### Required work
1. Translate this sentence from the RoboCop panel article into Spanish: "The original 1987 thriller was directed with ’80s gusto and camp by Paul Verhoeven."
2. Carry on the Comic-Con article about the "RoboCop" remake past its final paragraph, in the same reporting style.

### Quoted passage

◇ ◇ ◇ ◇ ◇ ◇ ◇

Comic-Con 2013: ‘RoboCop’ panel balances drone controversy with sci-fi action

SAN DIEGO – It’s become commonplace to initially disparage remakes of beloved sci-fi films. Often they seem uninspired, slicked-up exercises intended only to earn a moviegoer’s heard-earned $17 (last year’s “Total Recall,” for example), but sometimes they create something original and unexpected (J.J. Abrams’ “Star Trek”). The jury is still out, but MGM and Sony Pictures’ reboot of “RoboCop” may fall into the later camp.

The original 1987 thriller was directed with ’80s gusto and camp by Paul Verhoeven. Highly entertaining on one hand, it was also a harsh indictment for increasing police brutality and the growing disparity between the haves and have-nots during that greed-filled decade. It found Peter Weller playing a critically injured police officer who is resurrected as a powerful cyborg meant to bring justice to the streets of Detroit. For acclaimed director José Padilha (“Elite Squad”), it was clear a straight remake would not work today.

“I saw it in ’87; it’s just a film you can’t do again,” Padilha said. “We didn’t decide to redo ‘RoboCop.’ We took the concept of ‘RoboCop’ and brought it to the present.”

Based on the footage shown for the first time at Comic-Con on Friday, this new “RoboCop” takes place in a not-so-distant future (perhaps a few years) where Omnicorp has cornered the market on robotic soldiers and vehicles overseas. These machines have pretty much replaced human soldiers (much like drones today) and seemingly have helped keep the peace in volatile areas. For industrialist Raymond Sellars (Michael Keaton), there isn’t just a financial opportunity to use these robots for domestic security, but a safer one. If robots are replacing humans, the lives of police officers won’t be in danger.

“He’s a big thinker,” Keaton said of Sellars. “If he had to check what is right is wrong, he simplifies everything. He’s the ultimate pragmatist. This is the world we live in. Am I wrong because I do this I think the world will be a better place? That’s the issue right now.”

It’s hard to imagine such a politically charged issue shaping a mainstream Hollywood film, and to be candid, the current hot button issue may be a convenient selling point.

“The movie takes the current issue of drones and takes them to their increasingly robotic evolution,” Padilha noted. “The first film saw [the future uses], which is of great merit. Now we have more knowledge of how it’s going to go down. First we use them abroad and then we are going to use them at home.”

◇ ◇ ◇ ◇ ◇ ◇ ◇

### Entries shown
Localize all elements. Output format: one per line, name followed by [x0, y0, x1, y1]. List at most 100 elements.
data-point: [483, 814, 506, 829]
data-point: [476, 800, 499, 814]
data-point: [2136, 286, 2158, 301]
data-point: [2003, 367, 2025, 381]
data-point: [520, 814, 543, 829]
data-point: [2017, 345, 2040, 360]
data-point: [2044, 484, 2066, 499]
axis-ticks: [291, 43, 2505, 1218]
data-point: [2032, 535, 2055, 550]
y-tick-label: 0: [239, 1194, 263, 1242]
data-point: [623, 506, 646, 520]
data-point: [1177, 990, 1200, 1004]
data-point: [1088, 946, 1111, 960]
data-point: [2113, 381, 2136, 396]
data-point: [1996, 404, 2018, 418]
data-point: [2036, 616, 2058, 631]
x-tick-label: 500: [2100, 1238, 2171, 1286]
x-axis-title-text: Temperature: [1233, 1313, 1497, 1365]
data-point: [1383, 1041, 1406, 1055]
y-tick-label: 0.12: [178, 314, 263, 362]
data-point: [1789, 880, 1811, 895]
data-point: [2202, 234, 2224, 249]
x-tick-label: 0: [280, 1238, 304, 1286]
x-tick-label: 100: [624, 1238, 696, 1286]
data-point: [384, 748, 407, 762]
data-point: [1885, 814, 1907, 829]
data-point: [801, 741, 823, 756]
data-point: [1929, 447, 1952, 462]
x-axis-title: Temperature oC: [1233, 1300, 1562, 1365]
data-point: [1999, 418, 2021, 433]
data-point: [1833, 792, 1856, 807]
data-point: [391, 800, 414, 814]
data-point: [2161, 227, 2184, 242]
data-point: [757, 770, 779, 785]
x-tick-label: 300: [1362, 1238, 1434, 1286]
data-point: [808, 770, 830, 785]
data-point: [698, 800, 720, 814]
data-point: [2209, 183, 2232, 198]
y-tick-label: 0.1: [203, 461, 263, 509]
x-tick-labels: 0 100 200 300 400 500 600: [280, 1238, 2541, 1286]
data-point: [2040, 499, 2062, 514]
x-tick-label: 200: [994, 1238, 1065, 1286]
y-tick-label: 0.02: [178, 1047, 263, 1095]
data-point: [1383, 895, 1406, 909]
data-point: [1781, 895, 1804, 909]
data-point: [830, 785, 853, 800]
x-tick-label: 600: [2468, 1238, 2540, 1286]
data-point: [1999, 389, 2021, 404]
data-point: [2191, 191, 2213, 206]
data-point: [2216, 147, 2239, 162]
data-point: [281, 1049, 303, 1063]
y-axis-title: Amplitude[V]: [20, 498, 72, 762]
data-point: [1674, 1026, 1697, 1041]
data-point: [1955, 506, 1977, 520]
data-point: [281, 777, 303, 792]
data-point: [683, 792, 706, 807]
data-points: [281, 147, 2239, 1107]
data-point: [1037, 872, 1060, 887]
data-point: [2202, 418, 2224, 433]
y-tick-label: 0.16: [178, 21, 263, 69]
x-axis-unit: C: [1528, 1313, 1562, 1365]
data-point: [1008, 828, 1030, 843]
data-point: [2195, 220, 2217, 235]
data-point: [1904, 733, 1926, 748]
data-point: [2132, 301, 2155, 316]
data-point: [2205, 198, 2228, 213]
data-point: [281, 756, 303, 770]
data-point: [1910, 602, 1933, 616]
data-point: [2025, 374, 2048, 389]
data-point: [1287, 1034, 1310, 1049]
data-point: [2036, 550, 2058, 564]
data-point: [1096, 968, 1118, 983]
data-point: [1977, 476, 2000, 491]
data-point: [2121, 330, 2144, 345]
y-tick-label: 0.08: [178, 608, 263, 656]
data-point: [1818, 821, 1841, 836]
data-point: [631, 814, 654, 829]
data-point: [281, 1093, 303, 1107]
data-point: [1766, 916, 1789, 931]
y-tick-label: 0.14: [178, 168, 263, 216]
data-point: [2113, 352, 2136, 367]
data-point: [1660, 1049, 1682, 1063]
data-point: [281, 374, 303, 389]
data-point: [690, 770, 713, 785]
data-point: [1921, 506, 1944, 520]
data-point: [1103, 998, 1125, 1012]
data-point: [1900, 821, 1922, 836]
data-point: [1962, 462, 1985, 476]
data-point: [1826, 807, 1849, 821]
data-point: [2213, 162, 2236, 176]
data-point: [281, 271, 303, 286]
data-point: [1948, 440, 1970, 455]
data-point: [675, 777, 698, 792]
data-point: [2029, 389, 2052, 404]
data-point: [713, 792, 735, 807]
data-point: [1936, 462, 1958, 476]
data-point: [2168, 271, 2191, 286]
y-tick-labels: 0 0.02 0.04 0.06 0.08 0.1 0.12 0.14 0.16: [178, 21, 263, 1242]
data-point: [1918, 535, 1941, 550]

◇ ◇ ◇ ◇ ◇ ◇ ◇

### Results for each task
1. El thriller original de 1987 fue dirigido por Paul Verhoeven con el entusiasmo y el aire kitsch propios de los años ochenta.

2.
The filmmaker continued, “It’s fun, has a lot of action, but it’s also a movie that talks about the near future. Right now we are already seeing drones in wars. And soon we’ll see robots being used in wars. When a policeman makes a mistake and shoots a child you can judge a policeman and put him on trial. When a robot makes a mistake and shoots a robot you cannot put it on trail. Is it the programmer who made the robot or is it the city who put it out there?”

An unexpected character who is front and center at pushing for robot policemen is a Fox News-inspired TV pundit played by Samuel L. Jackson.

“I like to refer to Pat Novak as Russ Sharpton,” Jackson said of his character. “A guy who has an opinion and is not afraid to state it and uses every means necessary to get people to agree with him.”

At the center of the movie, however, and hopefully not playing second fiddle to his more well-known co-stars, is Joel Kinnaman (AMC’s “The Killing”). The Swedish actor takes Weller’s role as Alex Murphy, a cop who is taken down and, in order to survive, becomes half-man, half-machine.

“Big difference between the original and [the new film] is he doesn’t die,” Kinnaman said. “He has a form of respiratory system in the armor and in the course of the movie he has this internal battle with the artificial intelligence and his own soul and his own humanity. That was the challenge, to portray that.”

He may not die, but based on the footage shown, what his wife (Abbie Cornish) allows Omnicorp to do seems to make him far from human. A computer is connected to his brain and he is portrayed as cold and inhuman, like Weller’s original armored warrior. In fact, the footage makes it unclear whether he even remembers who he is after the transformation. It’s almost more disturbing than what occurs to Murphy in the original film.

His look? It’s basically a slicked-up version of the original armor, but with dark metal instead of a silver facade. Oh, and his visor seems a bit inspired by, um, the classic “Knight Rider” car from back in the day. (Really.)

One of the few moments of levity during the discussion of the film came from Kinnaman recalling how difficult it was to act with the visor on.

“In all the scenes where there is social interaction the visor comes up,” he said. “When a crime is committed near his vicinity, that’s when the visor comes down. In all the actual scenes the visor is up except when I’m pissed. I had to perfect my jaw acting. I’d be angry with only my mouth.” 

We’ll find out whether this “RoboCop” can live up to the promise that it’s more than just an action flick when it opens nationwide on Feb. 7, 2014.